The \(\text {W}\text {Z}\) background is kinematically very similar to the signal, because they both have two prompt leptons with moderate \(p_{\mathrm {T}} ^\text {miss}\). Neither the signal nor the \(\text {W}\text {Z}\) process feature any hadronic activity in the form of high-\(p_{\mathrm {T}}\) jets at LO, and the masses of the bosons decaying to leptons are very similar, resulting in similar \(p_{\mathrm {T}}\) spectra for the leptons. The main difference between the signal and \(\text {W}\text {Z}\) production is that in \(\text {W}\text {Z}\) production the bosons share a Lorentz boost along the z-axis, whereas the bosons in the signal process are approximately uncorrelated.

In the case of nonprompt lepton production, dominated by \(\text {W}\)+jets and QCD multijet processes, the kinematic differences with respect to the signal are larger. However, these processes have production cross sections that are orders of magnitude larger than that for the signal process. Therefore, even with a low probability of passing the event selection criteria, the impact of these background processes is considerable.

···

OBJECTIVES:
[a] Update the listing from its first line up to and including the line with "macd-bar [173,416,179,427]", changing "y-tick-label" to "y-tick-text" and leaving everything else unchanged.
[b] Please continue the passage on the WZ and nonprompt-lepton backgrounds from where it stops.

···

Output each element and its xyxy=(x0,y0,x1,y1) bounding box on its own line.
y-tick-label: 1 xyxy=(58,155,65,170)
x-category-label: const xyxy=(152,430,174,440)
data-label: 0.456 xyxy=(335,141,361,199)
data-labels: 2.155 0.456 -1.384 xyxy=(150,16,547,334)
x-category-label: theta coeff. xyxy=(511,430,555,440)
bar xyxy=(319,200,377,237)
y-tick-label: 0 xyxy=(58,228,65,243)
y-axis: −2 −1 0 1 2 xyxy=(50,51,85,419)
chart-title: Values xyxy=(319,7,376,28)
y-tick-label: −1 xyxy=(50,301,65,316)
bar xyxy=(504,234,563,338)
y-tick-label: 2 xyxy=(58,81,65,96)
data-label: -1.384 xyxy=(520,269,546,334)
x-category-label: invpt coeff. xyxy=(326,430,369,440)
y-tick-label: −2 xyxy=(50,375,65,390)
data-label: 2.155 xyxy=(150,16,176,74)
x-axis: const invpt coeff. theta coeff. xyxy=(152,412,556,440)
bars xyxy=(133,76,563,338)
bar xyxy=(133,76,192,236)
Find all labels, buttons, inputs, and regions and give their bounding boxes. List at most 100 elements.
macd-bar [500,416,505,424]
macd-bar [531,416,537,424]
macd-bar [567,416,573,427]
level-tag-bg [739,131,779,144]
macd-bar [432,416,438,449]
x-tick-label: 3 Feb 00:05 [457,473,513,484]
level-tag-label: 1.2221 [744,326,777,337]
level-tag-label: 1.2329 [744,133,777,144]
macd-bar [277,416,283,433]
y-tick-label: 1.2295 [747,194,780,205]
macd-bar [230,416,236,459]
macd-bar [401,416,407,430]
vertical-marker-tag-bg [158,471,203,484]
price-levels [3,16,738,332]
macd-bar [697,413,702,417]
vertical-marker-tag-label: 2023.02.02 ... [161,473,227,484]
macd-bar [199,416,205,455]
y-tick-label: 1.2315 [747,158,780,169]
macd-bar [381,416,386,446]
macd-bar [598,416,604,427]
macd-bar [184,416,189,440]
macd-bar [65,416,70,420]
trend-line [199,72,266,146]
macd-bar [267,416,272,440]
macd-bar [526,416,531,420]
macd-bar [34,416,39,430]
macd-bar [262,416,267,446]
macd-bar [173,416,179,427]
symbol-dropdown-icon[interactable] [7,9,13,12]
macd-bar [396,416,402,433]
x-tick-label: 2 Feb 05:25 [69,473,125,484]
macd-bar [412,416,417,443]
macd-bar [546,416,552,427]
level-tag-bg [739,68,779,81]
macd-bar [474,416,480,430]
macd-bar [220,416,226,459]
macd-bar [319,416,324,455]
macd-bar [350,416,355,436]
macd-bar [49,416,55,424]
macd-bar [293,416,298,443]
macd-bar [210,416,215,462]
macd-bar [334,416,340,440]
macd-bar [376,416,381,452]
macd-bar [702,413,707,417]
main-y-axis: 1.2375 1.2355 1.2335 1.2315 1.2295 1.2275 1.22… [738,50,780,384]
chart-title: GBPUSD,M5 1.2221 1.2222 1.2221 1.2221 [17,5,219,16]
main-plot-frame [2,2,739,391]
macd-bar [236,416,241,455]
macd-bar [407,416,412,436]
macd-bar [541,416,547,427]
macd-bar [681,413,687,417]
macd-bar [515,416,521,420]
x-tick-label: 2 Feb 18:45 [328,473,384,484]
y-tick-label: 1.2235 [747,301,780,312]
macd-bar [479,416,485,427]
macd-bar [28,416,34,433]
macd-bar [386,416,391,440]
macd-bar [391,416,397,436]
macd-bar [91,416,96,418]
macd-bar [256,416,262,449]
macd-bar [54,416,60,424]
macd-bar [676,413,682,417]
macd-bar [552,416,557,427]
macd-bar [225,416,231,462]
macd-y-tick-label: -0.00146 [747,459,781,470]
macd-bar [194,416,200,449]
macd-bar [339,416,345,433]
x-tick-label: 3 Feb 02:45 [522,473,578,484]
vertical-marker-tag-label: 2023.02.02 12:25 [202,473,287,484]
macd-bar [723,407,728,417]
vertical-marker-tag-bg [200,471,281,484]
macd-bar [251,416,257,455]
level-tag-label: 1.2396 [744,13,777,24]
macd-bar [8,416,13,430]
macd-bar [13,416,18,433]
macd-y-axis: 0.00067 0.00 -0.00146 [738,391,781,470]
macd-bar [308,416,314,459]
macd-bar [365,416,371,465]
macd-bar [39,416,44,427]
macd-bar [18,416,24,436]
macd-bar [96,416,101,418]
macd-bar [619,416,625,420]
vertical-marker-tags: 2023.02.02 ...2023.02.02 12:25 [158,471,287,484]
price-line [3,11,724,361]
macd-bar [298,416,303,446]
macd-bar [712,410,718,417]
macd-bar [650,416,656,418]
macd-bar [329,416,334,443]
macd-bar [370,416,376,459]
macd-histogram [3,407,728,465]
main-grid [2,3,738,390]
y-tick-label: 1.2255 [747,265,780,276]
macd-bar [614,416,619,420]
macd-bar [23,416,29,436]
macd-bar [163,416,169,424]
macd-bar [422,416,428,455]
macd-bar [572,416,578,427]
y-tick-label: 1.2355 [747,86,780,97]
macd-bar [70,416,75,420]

···

RESULTS IN ORDER:
[a]
Output each element and its xyxy=(x0,y0,x1,y1) bounding box on its own line.
y-tick-text: 1 xyxy=(58,155,65,170)
x-category-label: const xyxy=(152,430,174,440)
data-label: 0.456 xyxy=(335,141,361,199)
data-labels: 2.155 0.456 -1.384 xyxy=(150,16,547,334)
x-category-label: theta coeff. xyxy=(511,430,555,440)
bar xyxy=(319,200,377,237)
y-tick-text: 0 xyxy=(58,228,65,243)
y-axis: −2 −1 0 1 2 xyxy=(50,51,85,419)
chart-title: Values xyxy=(319,7,376,28)
y-tick-text: −1 xyxy=(50,301,65,316)
bar xyxy=(504,234,563,338)
y-tick-text: 2 xyxy=(58,81,65,96)
data-label: -1.384 xyxy=(520,269,546,334)
x-category-label: invpt coeff. xyxy=(326,430,369,440)
y-tick-text: −2 xyxy=(50,375,65,390)
data-label: 2.155 xyxy=(150,16,176,74)
x-axis: const invpt coeff. theta coeff. xyxy=(152,412,556,440)
bars xyxy=(133,76,563,338)
bar xyxy=(133,76,192,236)
Find all labels, buttons, inputs, and regions and give their bounding boxes. List at most 100 elements.
macd-bar [500,416,505,424]
macd-bar [531,416,537,424]
macd-bar [567,416,573,427]
level-tag-bg [739,131,779,144]
macd-bar [432,416,438,449]
x-tick-label: 3 Feb 00:05 [457,473,513,484]
level-tag-label: 1.2221 [744,326,777,337]
level-tag-label: 1.2329 [744,133,777,144]
macd-bar [277,416,283,433]
y-tick-text: 1.2295 [747,194,780,205]
macd-bar [230,416,236,459]
macd-bar [401,416,407,430]
vertical-marker-tag-bg [158,471,203,484]
price-levels [3,16,738,332]
macd-bar [697,413,702,417]
vertical-marker-tag-label: 2023.02.02 ... [161,473,227,484]
macd-bar [199,416,205,455]
y-tick-text: 1.2315 [747,158,780,169]
macd-bar [381,416,386,446]
macd-bar [598,416,604,427]
macd-bar [184,416,189,440]
macd-bar [65,416,70,420]
trend-line [199,72,266,146]
macd-bar [267,416,272,440]
macd-bar [526,416,531,420]
macd-bar [34,416,39,430]
macd-bar [262,416,267,446]
macd-bar [173,416,179,427]

[b]
A BDT-based framework combines this information to discriminate between the signal and the background events. The BDT training against the \(\text {W}\text {Z}\) sample is done using its simulated sample, whereas the training against nonprompt leptons is carried out using a “tight-loose” control sample in data.

The following set of eleven input variables based on the lepton and event kinematics are used to train the BDTs:

• \(p_{\mathrm {T}} ^{\ell _1}\) and \(p_{\mathrm {T}} ^{\ell _2}\): transverse momenta of the two leptons;

• \(p_{\mathrm {T}} ^\text {miss}\);

• \(\eta _{\ell _1} \eta _{\ell _2}\): product of pseudorapidities of the two leptons;

• \(|\eta _{\ell _1}{+}\eta _{\ell _2} |\): absolute sum of \(\eta \) of the two leptons;

• \(m_{\mathrm {T}} (\ell _1,\,p_{\mathrm {T}} ^\text {miss})\): transverse mass of the leading lepton and \(p_{\mathrm {T}} ^\text {miss}\);

• \(m_{\mathrm {T}} (\ell _1,\,\ell _2)\): transverse mass of the two leptons;

• \(|{\varDelta }\phi (\ell _1,\,\ell _2) |\): azimuthal angular separation between the leptons;

• \(|{\varDelta }\phi (\ell _2,\,p_{\mathrm {T}} ^\text {miss}) |\): azimuthal angular separation between the subleading lepton and \(p_{\mathrm {T}} ^\text {miss}\);

• \(|{\varDelta }\phi (\ell _1\ell _2,\,\ell _2) |\): azimuthal angular separation between the dilepton system and the subleading lepton;

• \(m_{\mathrm {T2}} (\ell _{1},\,\ell _{2})\): the so-called “stransverse mass” of the dilepton and \(p_{\mathrm {T}} ^\text {miss}\) system [58, 59].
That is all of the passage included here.